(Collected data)
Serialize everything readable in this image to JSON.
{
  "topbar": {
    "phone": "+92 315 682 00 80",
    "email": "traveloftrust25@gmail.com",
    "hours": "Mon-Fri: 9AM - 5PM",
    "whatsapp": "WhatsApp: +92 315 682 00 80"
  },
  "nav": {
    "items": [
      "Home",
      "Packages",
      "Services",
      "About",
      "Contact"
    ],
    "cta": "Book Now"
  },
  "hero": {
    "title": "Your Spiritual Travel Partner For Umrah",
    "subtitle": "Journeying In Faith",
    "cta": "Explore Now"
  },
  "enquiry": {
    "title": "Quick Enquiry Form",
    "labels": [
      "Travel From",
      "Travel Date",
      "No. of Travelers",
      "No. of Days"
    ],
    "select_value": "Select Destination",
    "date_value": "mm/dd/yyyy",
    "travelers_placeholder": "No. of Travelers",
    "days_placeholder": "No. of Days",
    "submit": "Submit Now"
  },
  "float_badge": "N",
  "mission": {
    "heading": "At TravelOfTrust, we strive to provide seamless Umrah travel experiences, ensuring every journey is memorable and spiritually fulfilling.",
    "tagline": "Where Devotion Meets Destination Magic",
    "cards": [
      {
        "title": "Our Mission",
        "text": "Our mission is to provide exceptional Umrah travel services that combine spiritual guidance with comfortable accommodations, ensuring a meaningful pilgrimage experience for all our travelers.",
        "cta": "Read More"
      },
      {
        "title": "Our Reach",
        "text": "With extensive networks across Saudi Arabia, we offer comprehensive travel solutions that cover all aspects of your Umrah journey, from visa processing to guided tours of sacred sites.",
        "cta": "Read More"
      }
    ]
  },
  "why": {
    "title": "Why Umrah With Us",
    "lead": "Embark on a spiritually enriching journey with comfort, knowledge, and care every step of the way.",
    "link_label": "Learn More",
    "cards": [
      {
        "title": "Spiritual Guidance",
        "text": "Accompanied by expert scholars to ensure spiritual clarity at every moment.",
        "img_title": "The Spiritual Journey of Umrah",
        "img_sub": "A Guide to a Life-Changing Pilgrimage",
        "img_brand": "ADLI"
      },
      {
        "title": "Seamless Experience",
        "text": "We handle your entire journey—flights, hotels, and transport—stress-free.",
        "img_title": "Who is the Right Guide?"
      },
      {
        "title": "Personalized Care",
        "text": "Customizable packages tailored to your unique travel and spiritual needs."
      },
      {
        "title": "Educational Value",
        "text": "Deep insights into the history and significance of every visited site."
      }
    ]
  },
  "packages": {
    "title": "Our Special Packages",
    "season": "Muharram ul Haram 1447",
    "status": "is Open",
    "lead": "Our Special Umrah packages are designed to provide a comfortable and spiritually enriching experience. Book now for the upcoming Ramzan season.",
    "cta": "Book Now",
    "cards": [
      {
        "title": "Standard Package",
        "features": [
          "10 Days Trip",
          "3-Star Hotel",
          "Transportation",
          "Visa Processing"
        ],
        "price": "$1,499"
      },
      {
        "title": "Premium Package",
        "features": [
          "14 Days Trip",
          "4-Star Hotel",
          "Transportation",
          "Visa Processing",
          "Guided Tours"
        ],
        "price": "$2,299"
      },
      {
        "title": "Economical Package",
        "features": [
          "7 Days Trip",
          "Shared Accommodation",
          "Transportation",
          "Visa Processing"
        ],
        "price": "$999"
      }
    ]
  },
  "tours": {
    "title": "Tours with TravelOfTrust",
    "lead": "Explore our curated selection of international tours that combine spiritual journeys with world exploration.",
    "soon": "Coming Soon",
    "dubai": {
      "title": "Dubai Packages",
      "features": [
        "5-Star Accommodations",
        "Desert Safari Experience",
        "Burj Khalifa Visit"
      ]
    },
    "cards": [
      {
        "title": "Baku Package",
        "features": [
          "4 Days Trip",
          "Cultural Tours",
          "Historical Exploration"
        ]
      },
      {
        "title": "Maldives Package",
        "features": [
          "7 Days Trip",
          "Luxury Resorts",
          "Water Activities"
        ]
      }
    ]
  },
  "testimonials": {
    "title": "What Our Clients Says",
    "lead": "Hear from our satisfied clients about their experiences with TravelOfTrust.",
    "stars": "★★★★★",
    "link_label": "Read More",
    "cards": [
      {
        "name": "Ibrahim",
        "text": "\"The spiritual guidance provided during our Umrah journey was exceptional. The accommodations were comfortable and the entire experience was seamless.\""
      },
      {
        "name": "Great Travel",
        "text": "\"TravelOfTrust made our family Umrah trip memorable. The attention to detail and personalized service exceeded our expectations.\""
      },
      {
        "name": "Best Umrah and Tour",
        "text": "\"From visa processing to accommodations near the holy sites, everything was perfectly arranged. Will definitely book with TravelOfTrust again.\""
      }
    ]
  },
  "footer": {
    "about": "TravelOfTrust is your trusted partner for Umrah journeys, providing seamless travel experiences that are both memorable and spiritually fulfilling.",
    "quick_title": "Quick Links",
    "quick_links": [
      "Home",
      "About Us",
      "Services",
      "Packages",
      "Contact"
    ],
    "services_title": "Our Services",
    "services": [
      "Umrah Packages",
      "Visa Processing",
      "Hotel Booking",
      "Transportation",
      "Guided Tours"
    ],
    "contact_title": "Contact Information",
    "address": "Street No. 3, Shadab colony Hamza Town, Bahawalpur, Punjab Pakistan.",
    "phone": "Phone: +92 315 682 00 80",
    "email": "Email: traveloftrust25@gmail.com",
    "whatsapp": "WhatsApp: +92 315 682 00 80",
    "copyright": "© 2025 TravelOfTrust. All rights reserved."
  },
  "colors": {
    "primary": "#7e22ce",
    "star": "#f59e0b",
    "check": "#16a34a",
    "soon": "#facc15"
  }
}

TASK INSTRUCTIONS -
Each line with the string "Explore" in it needs to be found and copied.

FULL ANSWER -
    "cta": "Explore Now"
    "lead": "Explore our curated selection of international tours that combine spiritual journeys with world exploration.",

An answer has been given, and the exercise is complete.